WRITTEN REQUEST: Go through the material below, count the lines with the word "selection", and reply with the count alone.

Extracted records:
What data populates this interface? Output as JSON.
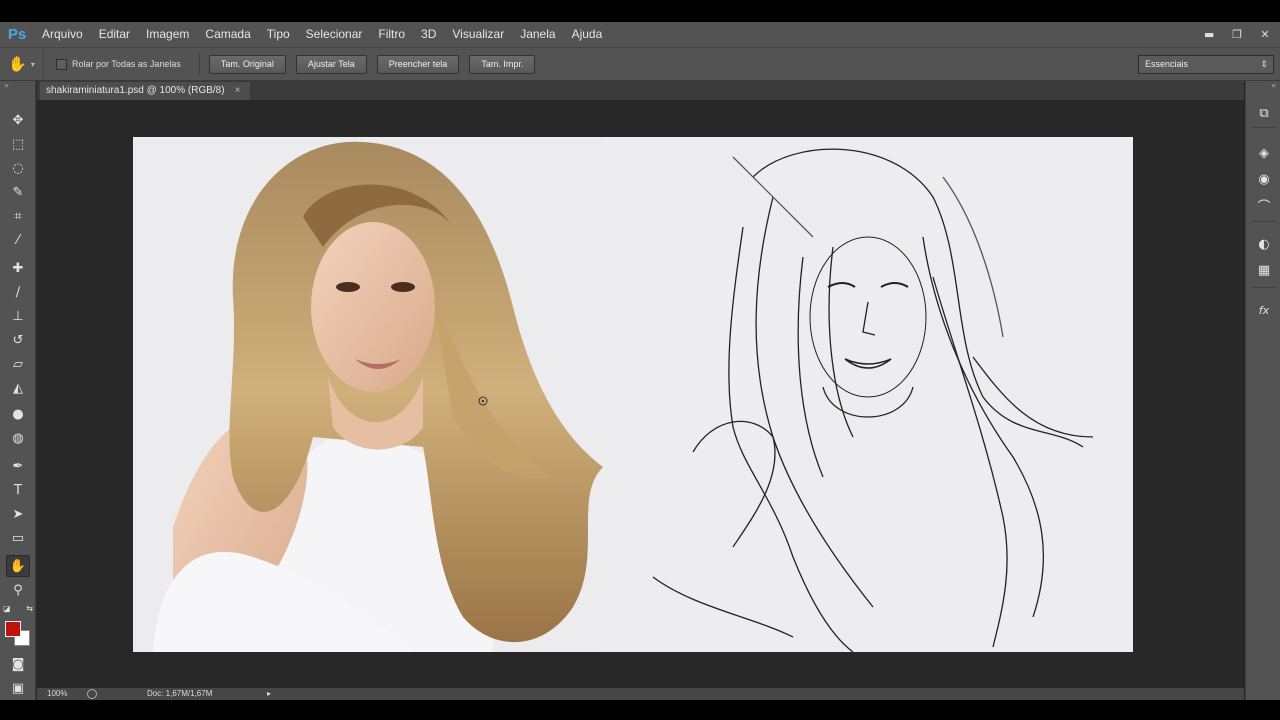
{
  "app": {
    "logo": "Ps"
  },
  "menu": [
    "Arquivo",
    "Editar",
    "Imagem",
    "Camada",
    "Tipo",
    "Selecionar",
    "Filtro",
    "3D",
    "Visualizar",
    "Janela",
    "Ajuda"
  ],
  "window_controls": {
    "minimize": "▬",
    "restore": "❐",
    "close": "✕"
  },
  "options": {
    "tool_icon": "hand-icon",
    "scroll_all_label": "Rolar por Todas as Janelas",
    "buttons": [
      "Tam. Original",
      "Ajustar Tela",
      "Preencher tela",
      "Tam. Impr."
    ],
    "workspace": "Essenciais"
  },
  "document": {
    "tab_title": "shakiraminiatura1.psd @ 100% (RGB/8)",
    "close_glyph": "×"
  },
  "status": {
    "zoom": "100%",
    "doc_info": "Doc: 1,67M/1,67M"
  },
  "colors": {
    "foreground": "#c1110f",
    "background": "#ffffff"
  },
  "tools": [
    "move-icon",
    "marquee-icon",
    "lasso-icon",
    "quick-selection-icon",
    "crop-icon",
    "eyedropper-icon",
    "healing-brush-icon",
    "brush-icon",
    "clone-stamp-icon",
    "history-brush-icon",
    "eraser-icon",
    "paint-bucket-icon",
    "blur-icon",
    "dodge-icon",
    "pen-icon",
    "type-icon",
    "path-selection-icon",
    "rectangle-icon",
    "hand-icon",
    "zoom-icon"
  ],
  "dock_icons": [
    "history-panel-icon",
    "layers-panel-icon",
    "channels-panel-icon",
    "paths-panel-icon",
    "adjustments-panel-icon",
    "swatches-panel-icon",
    "styles-panel-icon"
  ]
}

RESULT FOR THIS TASK: 2